# Work required:
Collect every line that includes the string "icon".

(Entries from a dataset)
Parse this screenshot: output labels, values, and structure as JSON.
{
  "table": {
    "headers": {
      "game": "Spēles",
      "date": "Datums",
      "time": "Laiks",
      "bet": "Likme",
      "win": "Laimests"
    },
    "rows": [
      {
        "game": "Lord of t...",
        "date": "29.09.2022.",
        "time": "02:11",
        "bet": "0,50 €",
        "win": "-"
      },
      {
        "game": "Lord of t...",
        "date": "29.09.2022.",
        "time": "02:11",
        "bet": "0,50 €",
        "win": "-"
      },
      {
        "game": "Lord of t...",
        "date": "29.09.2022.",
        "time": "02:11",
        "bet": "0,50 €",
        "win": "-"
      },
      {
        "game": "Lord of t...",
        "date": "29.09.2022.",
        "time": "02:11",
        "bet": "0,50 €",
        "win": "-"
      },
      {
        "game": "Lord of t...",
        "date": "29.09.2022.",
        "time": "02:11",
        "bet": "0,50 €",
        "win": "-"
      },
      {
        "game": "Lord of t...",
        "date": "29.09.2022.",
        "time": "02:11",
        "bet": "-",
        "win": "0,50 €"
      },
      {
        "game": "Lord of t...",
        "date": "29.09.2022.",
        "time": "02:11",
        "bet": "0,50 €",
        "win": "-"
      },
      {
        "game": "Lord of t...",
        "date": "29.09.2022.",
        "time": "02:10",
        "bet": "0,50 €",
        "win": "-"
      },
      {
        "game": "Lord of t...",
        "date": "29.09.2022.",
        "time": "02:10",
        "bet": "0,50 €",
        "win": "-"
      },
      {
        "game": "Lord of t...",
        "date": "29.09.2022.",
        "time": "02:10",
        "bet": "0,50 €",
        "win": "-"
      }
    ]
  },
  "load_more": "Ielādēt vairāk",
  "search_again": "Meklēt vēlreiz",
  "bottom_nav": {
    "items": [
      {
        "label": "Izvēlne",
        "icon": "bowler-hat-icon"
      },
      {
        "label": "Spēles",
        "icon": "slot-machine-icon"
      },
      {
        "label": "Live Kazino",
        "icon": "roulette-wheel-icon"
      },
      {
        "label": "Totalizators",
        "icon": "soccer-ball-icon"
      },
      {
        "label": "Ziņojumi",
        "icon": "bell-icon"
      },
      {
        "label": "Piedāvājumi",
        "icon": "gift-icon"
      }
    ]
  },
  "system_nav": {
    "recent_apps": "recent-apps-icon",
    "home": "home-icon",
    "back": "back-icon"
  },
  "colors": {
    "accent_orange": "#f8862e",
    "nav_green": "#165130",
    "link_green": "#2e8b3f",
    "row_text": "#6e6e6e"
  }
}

# Solution to the problem:
        "icon": "bowler-hat-icon"
        "icon": "slot-machine-icon"
        "icon": "roulette-wheel-icon"
        "icon": "soccer-ball-icon"
        "icon": "bell-icon"
        "icon": "gift-icon"
    "recent_apps": "recent-apps-icon",
    "home": "home-icon",
    "back": "back-icon"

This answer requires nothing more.